--- ITEMS ---

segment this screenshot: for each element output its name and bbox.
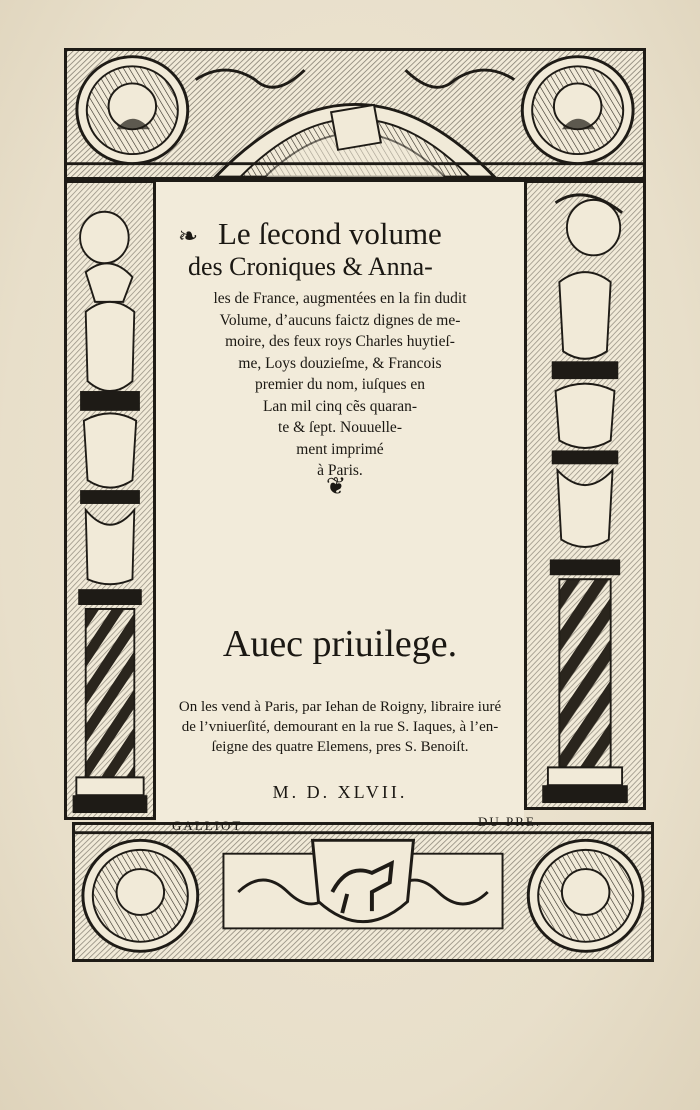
privilege-heading: Auec priuilege.: [222, 623, 458, 665]
body-line: me, Loys douzieſme, & Francois: [238, 354, 442, 372]
body-line: les de France, augmentées en la fin dudit: [213, 290, 467, 307]
imprint-text: [156, 697, 524, 757]
title-text-panel: [156, 180, 524, 828]
body-line: moire, des feux roys Charles huytieſ-: [225, 333, 455, 350]
imprint-line: ſeigne des quatre Elemens, pres S. Benoiſt.: [211, 739, 469, 755]
body-line: à Paris.: [317, 462, 363, 479]
publication-date: M. D. XLVII.: [272, 782, 408, 802]
body-line: Lan mil cinq cẽs quaran-: [262, 397, 418, 415]
body-line: ment imprimé: [296, 440, 384, 458]
printer-mark-left-text: GALLIOT: [172, 818, 243, 833]
body-line: Volume, d’aucuns faictz dignes de me-: [219, 311, 461, 329]
body-line: premier du nom, iuſques en: [254, 376, 426, 393]
title-body-text: [156, 288, 524, 482]
top-woodcut-band: [64, 48, 646, 180]
printer-mark-right-text: DU PRE.: [478, 814, 542, 829]
title-line-2: des Croniques & Anna-: [188, 252, 433, 281]
title-line-1: Le ſecond volume: [218, 216, 442, 251]
imprint-line: de l’vniuerſité, demourant en la rue S. Iaques, à l’en-: [181, 719, 499, 735]
heart-fleuron-icon: ❦: [326, 474, 347, 500]
bottom-woodcut-band: [72, 822, 654, 962]
imprint-line: On les vend à Paris, par Iehan de Roigny, libraire iuré: [178, 699, 502, 715]
body-line: te & ſept. Nouuelle-: [278, 419, 402, 436]
left-woodcut-column: [64, 180, 156, 820]
fleuron-icon: ❧: [178, 224, 199, 250]
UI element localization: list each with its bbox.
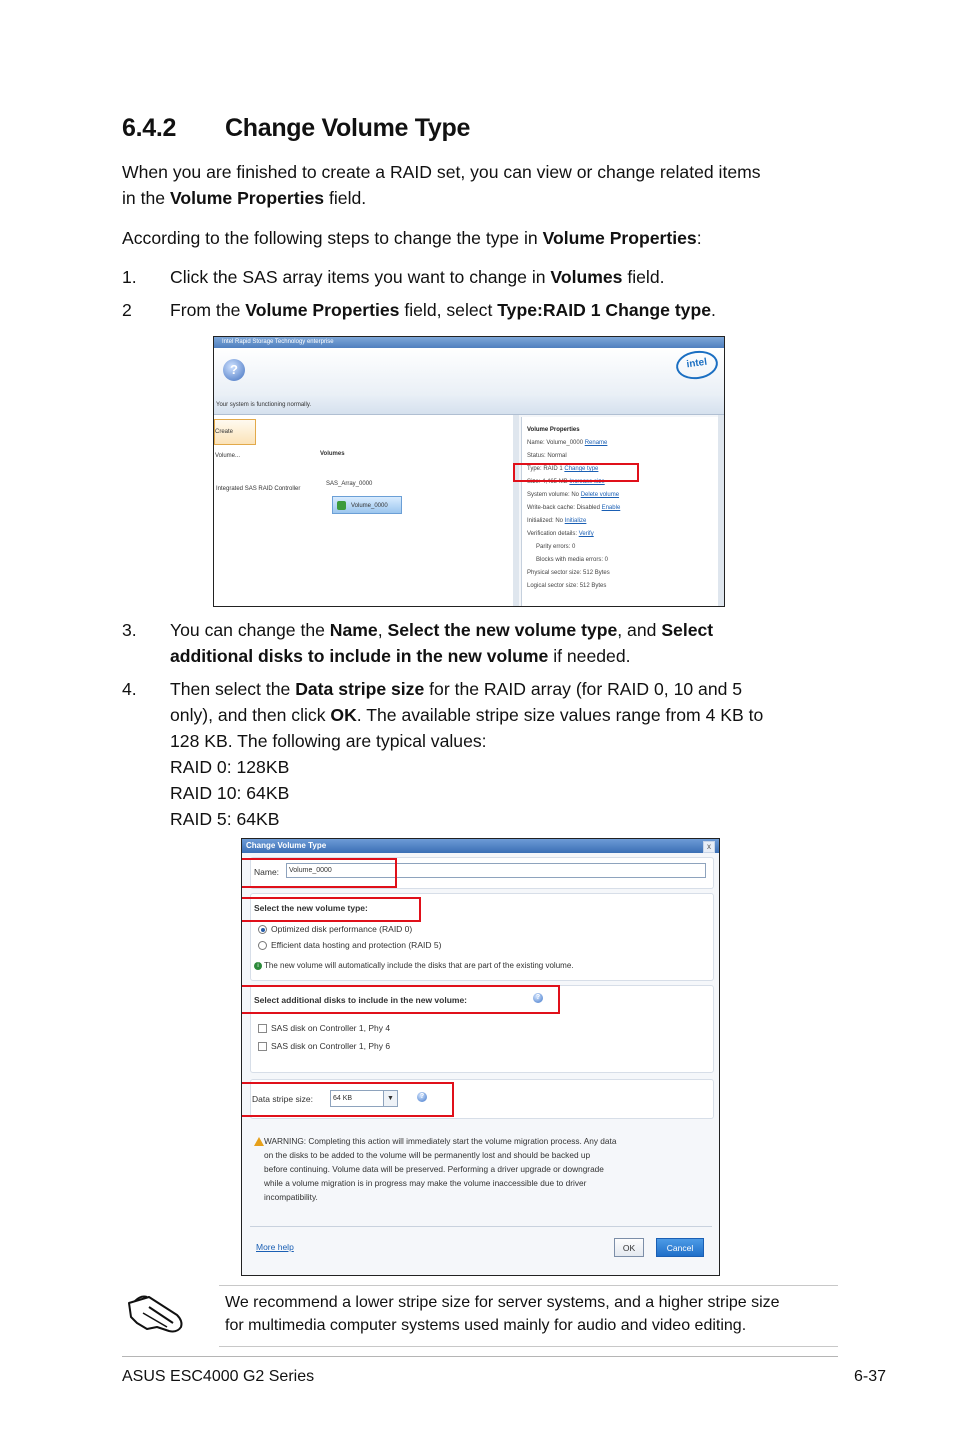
additional-disks-label: Select additional disks to include in the new volume: [254, 995, 468, 1005]
note-text [225, 1291, 835, 1337]
disk-label: SAS disk on Controller 1, Phy 6 [271, 1041, 391, 1051]
help-icon[interactable]: ? [417, 1092, 427, 1102]
initialize-link[interactable]: Initialize [564, 518, 587, 524]
ok-button[interactable]: OK [614, 1238, 644, 1257]
chevron-down-icon[interactable]: ▼ [383, 1091, 397, 1106]
screenshot-storage-manager [213, 336, 725, 607]
footer-rule [122, 1356, 838, 1357]
property-system-volume: System volume: No Delete volume [527, 492, 620, 498]
intro-line: When you are finished to create a RAID set, you can view or change related items [122, 162, 761, 182]
warning-line: before continuing. Volume data will be preserved. Performing a driver upgrade or downgrade [264, 1164, 604, 1174]
pointing-hand-icon [127, 1293, 185, 1337]
highlight-stripe-size [241, 1082, 454, 1117]
intro-paragraph-1 [122, 159, 842, 211]
volume-properties-pane [521, 417, 718, 606]
step-2 [122, 297, 842, 323]
highlight-change-type [513, 463, 639, 482]
rename-link[interactable]: Rename [584, 440, 608, 446]
warning-line: on the disks to be added to the volume will be permanently lost and should be backed up [264, 1150, 591, 1160]
highlight-additional-disks [241, 985, 560, 1014]
note-line: We recommend a lower stripe size for server systems, and a higher stripe size [225, 1294, 780, 1311]
footer-product: ASUS ESC4000 G2 Series [122, 1368, 315, 1385]
property-media-errors: Blocks with media errors: 0 [536, 557, 609, 563]
enable-link[interactable]: Enable [601, 505, 621, 511]
info-icon: i [254, 962, 262, 970]
verify-link[interactable]: Verify [578, 531, 594, 537]
more-help-link[interactable]: More help [256, 1242, 294, 1252]
highlight-name [241, 858, 397, 888]
section-number: 6.4.2 [122, 114, 177, 142]
step-1 [122, 264, 842, 290]
property-verification: Verification details: Verify [527, 531, 594, 537]
close-icon[interactable]: x [703, 841, 715, 853]
step-4 [122, 676, 842, 832]
step-number: 3. [122, 620, 137, 640]
step-text: Click the SAS array items you want to change in Volumes field. [170, 267, 665, 287]
radio-raid5[interactable] [258, 941, 267, 950]
step-number: 2 [122, 300, 132, 320]
property-type: Type: RAID 1 Change type [527, 466, 599, 472]
name-label: Name: [254, 867, 280, 877]
divider [250, 1226, 712, 1227]
footer-page-number: 6-37 [853, 1368, 886, 1385]
disk-label: SAS disk on Controller 1, Phy 4 [271, 1023, 391, 1033]
stripe-value: RAID 5: 64KB [170, 809, 280, 829]
name-input[interactable]: Volume_0000 [286, 863, 706, 878]
note-bottom-rule [219, 1346, 838, 1347]
stripe-size-select[interactable]: 64 KB ▼ [330, 1090, 398, 1107]
help-icon[interactable]: ? [533, 993, 543, 1003]
change-type-link[interactable]: Change type [564, 466, 599, 472]
delete-volume-link[interactable]: Delete volume [580, 492, 620, 498]
step-text: Then select the Data stripe size for the RAID array (for RAID 0, 10 and 5 only), and then click OK. The available stripe size values range from 4 KB to 128 KB. The following are typical values: RAID 0: 128KB RAID 10: 64KB RAID 5: 64KB [170, 679, 764, 829]
intel-logo: intel [674, 348, 719, 382]
disk-checkbox[interactable] [258, 1042, 267, 1051]
status-bar: Your system is functioning normally. [214, 396, 725, 415]
option-raid0-label: Optimized disk performance (RAID 0) [271, 924, 413, 934]
stripe-value: RAID 0: 128KB [170, 757, 290, 777]
option-raid5-label: Efficient data hosting and protection (RAID 5) [271, 940, 442, 950]
step-3 [122, 617, 842, 669]
intro-line: in the Volume Properties field. [122, 188, 367, 208]
property-logical-sector: Logical sector size: 512 Bytes [527, 583, 607, 589]
info-text: The new volume will automatically include the disks that are part of the existing volume. [264, 961, 574, 970]
controller-label: Integrated SAS RAID Controller [216, 486, 301, 492]
step-text: You can change the Name, Select the new volume type, and Select additional disks to include in the new volume if needed. [170, 620, 714, 666]
property-physical-sector: Physical sector size: 512 Bytes [527, 570, 610, 576]
highlight-volume-type [241, 897, 421, 922]
scrollbar[interactable] [718, 415, 724, 606]
intro-paragraph-2: According to the following steps to change the type in Volume Properties: [122, 228, 702, 248]
warning-icon [254, 1137, 264, 1146]
properties-title: Volume Properties [527, 427, 580, 433]
stripe-size-label: Data stripe size: [252, 1094, 313, 1104]
property-size: Size: 4,465 MB Increase size [527, 479, 605, 485]
property-status: Status: Normal [527, 453, 567, 459]
step-number: 4. [122, 679, 137, 699]
section-heading [122, 114, 470, 143]
stripe-value: RAID 10: 64KB [170, 783, 290, 803]
create-volume-button[interactable]: Create Volume... [214, 419, 256, 445]
step-text: From the Volume Properties field, select Type:RAID 1 Change type. [170, 300, 716, 320]
property-initialized: Initialized: No Initialize [527, 518, 587, 524]
dialog-title: Change Volume Type [242, 839, 719, 853]
property-cache: Write-back cache: Disabled Enable [527, 505, 621, 511]
window-titlebar: Intel Rapid Storage Technology enterprise [214, 337, 724, 348]
note-top-rule [219, 1285, 838, 1286]
app-header [214, 348, 724, 397]
warning-line: WARNING: Completing this action will immediately start the volume migration process. Any data [264, 1136, 617, 1146]
warning-line: incompatibility. [264, 1192, 318, 1202]
scrollbar[interactable] [513, 415, 519, 606]
note-line: for multimedia computer systems used mainly for audio and video editing. [225, 1317, 747, 1334]
array-label: SAS_Array_0000 [326, 481, 373, 487]
select-type-label: Select the new volume type: [254, 903, 368, 913]
help-icon[interactable]: ? [223, 359, 245, 381]
increase-size-link[interactable]: Increase size [569, 479, 605, 485]
volumes-header: Volumes [320, 451, 345, 457]
property-name: Name: Volume_0000 Rename [527, 440, 608, 446]
property-parity: Parity errors: 0 [536, 544, 576, 550]
screenshot-change-volume-type [241, 838, 720, 1276]
radio-raid0[interactable] [258, 925, 267, 934]
cancel-button[interactable]: Cancel [656, 1238, 704, 1257]
step-number: 1. [122, 267, 137, 287]
volume-item[interactable]: Volume_0000 [332, 496, 402, 514]
disk-checkbox[interactable] [258, 1024, 267, 1033]
section-title: Change Volume Type [225, 114, 471, 142]
warning-line: while a volume migration is in progress may make the volume inaccessible due to driver [264, 1178, 587, 1188]
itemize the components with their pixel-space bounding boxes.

---

■ TO DO:
Return, unchanged, every line from the one containing "privilege-heading: Auec priuilege.: [222, 623, 458, 665]" through the one containing "UI element localization: list", including both of those lines.

■ CORRECT OUTPUT:
privilege-heading: Auec priuilege.: [222, 623, 458, 665]
body-line: me, Loys douzieſme, & Francois: [238, 354, 442, 372]
body-line: les de France, augmentées en la fin dudit: [213, 290, 467, 307]
imprint-text: [156, 697, 524, 757]
title-text-panel: [156, 180, 524, 828]
body-line: moire, des feux roys Charles huytieſ-: [225, 333, 455, 350]
imprint-line: ſeigne des quatre Elemens, pres S. Benoiſt.: [211, 739, 469, 755]
body-line: à Paris.: [317, 462, 363, 479]
publication-date: M. D. XLVII.: [272, 782, 408, 802]
body-line: Lan mil cinq cẽs quaran-: [262, 397, 418, 415]
body-line: ment imprimé: [296, 440, 384, 458]
printer-mark-left-text: GALLIOT: [172, 818, 243, 833]
body-line: Volume, d’aucuns faictz dignes de me-: [219, 311, 461, 329]
body-line: premier du nom, iuſques en: [254, 376, 426, 393]
title-body-text: [156, 288, 524, 482]
top-woodcut-band: [64, 48, 646, 180]
printer-mark-right-text: DU PRE.: [478, 814, 542, 829]
title-line-2: des Croniques & Anna-: [188, 252, 433, 281]
title-line-1: Le ſecond volume: [218, 216, 442, 251]
imprint-line: de l’vniuerſité, demourant en la rue S. Iaques, à l’en-: [181, 719, 499, 735]
heart-fleuron-icon: ❦: [326, 474, 347, 500]
bottom-woodcut-band: [72, 822, 654, 962]
imprint-line: On les vend à Paris, par Iehan de Roigny, libraire iuré: [178, 699, 502, 715]
body-line: te & ſept. Nouuelle-: [278, 419, 402, 436]
left-woodcut-column: [64, 180, 156, 820]
fleuron-icon: ❧: [178, 224, 199, 250]
UI element localization: list each with its bbox.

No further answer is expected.